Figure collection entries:
______________________________
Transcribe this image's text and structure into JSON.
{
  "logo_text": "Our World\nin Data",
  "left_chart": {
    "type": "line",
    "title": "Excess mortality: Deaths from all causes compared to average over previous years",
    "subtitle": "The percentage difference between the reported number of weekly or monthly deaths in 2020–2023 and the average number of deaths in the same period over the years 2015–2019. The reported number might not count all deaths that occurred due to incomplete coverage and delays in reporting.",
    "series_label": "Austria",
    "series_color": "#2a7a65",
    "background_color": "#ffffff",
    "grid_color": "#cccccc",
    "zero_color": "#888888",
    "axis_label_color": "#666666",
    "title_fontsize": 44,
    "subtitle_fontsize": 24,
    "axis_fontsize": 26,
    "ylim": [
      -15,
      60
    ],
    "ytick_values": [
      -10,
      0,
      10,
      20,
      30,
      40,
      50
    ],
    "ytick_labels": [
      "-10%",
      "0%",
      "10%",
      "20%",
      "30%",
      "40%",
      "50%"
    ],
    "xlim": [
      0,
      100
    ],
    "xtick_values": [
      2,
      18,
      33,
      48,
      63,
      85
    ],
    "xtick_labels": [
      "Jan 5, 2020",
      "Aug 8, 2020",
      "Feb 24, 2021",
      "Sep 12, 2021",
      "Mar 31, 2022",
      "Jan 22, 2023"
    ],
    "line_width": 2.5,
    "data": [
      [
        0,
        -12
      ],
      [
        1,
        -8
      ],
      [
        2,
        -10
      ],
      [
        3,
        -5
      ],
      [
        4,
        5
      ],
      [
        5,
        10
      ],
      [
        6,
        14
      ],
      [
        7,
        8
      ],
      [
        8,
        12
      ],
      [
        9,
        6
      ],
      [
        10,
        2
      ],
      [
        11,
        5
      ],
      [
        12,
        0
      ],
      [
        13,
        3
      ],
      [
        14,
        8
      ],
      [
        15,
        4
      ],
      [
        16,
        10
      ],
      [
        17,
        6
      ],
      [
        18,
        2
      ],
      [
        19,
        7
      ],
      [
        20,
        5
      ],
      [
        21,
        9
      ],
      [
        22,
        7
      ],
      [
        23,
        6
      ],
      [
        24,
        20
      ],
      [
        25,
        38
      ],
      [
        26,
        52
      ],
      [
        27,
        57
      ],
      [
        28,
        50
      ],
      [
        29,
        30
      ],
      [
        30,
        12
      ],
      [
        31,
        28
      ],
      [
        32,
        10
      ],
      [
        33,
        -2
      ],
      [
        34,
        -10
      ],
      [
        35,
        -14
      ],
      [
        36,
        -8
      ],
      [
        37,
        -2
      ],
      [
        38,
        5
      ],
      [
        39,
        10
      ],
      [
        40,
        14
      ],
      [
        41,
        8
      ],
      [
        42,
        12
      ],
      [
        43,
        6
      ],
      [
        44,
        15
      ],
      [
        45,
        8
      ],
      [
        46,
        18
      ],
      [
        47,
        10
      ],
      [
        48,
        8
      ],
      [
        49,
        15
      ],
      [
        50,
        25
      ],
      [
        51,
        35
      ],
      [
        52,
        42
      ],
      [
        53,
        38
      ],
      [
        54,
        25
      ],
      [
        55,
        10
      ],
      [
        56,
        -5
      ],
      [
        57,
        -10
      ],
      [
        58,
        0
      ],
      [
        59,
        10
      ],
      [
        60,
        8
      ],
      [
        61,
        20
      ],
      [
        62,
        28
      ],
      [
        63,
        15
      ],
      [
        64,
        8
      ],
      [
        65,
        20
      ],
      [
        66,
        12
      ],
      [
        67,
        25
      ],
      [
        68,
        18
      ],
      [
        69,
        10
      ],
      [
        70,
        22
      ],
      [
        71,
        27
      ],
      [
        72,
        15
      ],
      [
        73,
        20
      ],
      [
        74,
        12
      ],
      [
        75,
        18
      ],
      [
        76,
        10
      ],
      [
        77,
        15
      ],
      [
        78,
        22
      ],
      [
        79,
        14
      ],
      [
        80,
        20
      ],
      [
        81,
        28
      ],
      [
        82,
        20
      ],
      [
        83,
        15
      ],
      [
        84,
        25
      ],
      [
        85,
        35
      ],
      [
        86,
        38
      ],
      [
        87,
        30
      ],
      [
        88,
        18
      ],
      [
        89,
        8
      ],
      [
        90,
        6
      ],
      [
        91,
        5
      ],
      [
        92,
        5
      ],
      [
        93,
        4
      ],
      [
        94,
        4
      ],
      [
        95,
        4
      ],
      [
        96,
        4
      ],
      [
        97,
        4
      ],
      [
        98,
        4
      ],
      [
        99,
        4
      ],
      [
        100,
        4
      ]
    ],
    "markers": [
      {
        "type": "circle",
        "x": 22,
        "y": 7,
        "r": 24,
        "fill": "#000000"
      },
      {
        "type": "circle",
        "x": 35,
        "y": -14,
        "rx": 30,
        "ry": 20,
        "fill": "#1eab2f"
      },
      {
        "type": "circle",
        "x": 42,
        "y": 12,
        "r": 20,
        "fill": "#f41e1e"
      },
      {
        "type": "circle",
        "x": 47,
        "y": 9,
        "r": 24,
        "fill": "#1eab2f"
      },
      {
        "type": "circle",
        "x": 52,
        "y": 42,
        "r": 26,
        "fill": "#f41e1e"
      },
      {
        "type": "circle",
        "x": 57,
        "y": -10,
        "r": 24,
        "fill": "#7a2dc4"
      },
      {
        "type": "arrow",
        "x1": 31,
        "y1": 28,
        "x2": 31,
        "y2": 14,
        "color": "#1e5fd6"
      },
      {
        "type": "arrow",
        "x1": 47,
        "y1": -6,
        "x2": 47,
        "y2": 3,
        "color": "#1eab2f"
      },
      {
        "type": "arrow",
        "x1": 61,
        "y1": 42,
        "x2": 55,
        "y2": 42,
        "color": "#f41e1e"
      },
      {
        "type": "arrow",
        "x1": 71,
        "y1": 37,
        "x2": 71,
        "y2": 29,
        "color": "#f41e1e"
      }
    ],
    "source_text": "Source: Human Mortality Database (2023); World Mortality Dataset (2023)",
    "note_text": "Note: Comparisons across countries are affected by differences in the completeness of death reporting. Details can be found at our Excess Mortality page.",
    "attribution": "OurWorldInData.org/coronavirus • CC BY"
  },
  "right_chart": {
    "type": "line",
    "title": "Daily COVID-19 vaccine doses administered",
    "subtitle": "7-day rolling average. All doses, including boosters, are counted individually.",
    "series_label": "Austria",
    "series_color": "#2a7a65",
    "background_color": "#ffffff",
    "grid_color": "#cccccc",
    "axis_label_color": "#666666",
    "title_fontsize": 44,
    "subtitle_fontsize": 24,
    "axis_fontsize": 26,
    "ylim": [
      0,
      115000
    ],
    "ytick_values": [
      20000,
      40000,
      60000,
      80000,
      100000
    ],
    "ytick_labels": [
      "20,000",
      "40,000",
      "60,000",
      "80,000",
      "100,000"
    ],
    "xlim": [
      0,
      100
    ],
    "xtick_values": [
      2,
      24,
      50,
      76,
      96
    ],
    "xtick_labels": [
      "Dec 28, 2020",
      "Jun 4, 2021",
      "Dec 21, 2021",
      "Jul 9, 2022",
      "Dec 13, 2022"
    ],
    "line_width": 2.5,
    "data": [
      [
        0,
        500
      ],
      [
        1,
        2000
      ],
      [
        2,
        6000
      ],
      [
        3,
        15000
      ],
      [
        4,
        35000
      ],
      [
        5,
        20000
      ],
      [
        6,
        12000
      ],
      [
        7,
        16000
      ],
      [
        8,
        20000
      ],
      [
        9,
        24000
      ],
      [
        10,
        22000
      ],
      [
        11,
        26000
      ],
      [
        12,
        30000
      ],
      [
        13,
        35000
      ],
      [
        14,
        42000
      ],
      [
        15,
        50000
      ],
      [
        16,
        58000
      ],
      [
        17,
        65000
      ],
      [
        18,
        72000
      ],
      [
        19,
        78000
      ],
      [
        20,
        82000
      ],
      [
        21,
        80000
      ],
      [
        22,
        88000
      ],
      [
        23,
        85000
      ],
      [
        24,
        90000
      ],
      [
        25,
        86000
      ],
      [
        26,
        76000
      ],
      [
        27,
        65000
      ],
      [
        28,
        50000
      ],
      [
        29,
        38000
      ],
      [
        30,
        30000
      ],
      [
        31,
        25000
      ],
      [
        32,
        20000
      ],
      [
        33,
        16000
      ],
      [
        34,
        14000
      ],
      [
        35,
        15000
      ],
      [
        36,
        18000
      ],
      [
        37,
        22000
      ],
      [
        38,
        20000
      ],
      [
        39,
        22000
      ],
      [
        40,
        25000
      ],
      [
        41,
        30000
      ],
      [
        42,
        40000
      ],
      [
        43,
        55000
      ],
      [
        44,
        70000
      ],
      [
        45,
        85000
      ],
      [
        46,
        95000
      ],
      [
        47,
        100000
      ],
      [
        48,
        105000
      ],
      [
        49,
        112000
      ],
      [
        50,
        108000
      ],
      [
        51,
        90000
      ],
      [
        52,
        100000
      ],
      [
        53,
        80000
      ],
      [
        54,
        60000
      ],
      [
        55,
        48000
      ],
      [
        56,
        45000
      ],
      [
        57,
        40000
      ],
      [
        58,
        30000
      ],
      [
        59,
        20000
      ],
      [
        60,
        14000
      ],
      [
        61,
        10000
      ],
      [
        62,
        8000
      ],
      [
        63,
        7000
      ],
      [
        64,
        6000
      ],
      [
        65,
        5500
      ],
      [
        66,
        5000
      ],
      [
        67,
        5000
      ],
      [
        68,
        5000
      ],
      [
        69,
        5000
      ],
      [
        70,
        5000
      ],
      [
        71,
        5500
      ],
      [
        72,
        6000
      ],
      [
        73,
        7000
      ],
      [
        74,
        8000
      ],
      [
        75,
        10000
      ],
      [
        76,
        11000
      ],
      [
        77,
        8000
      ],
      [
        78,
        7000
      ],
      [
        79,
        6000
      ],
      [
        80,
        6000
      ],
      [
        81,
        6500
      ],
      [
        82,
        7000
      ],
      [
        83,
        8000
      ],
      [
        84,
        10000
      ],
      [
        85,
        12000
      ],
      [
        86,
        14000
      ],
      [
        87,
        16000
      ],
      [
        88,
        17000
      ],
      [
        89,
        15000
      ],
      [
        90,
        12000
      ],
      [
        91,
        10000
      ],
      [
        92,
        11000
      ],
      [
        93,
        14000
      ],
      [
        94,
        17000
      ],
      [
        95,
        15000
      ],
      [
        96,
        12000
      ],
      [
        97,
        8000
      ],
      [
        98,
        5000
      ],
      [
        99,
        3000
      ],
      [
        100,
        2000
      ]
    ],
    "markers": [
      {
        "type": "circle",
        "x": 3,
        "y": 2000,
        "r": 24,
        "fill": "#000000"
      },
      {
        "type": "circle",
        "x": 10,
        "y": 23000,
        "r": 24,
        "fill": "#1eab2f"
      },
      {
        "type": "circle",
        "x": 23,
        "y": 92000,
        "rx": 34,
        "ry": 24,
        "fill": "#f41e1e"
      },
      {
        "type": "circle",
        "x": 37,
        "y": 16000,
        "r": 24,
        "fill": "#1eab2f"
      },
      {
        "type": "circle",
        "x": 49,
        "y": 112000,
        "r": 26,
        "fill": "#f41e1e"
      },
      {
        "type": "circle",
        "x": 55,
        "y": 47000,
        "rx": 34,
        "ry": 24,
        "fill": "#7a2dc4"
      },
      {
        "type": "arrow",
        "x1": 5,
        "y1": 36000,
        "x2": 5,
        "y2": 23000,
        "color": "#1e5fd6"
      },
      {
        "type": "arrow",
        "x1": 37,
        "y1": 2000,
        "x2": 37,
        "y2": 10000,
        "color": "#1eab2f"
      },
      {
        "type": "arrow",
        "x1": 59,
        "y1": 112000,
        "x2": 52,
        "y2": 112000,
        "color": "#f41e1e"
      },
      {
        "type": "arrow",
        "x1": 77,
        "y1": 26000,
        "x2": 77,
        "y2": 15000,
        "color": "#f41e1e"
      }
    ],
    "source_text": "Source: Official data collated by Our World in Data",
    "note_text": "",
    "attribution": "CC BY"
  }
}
______________________________
Requirement: With "attribution" as the string to match, show every line of the entries above that has it.

Answer section:
    "attribution": "OurWorldInData.org/coronavirus • CC BY"
    "attribution": "CC BY"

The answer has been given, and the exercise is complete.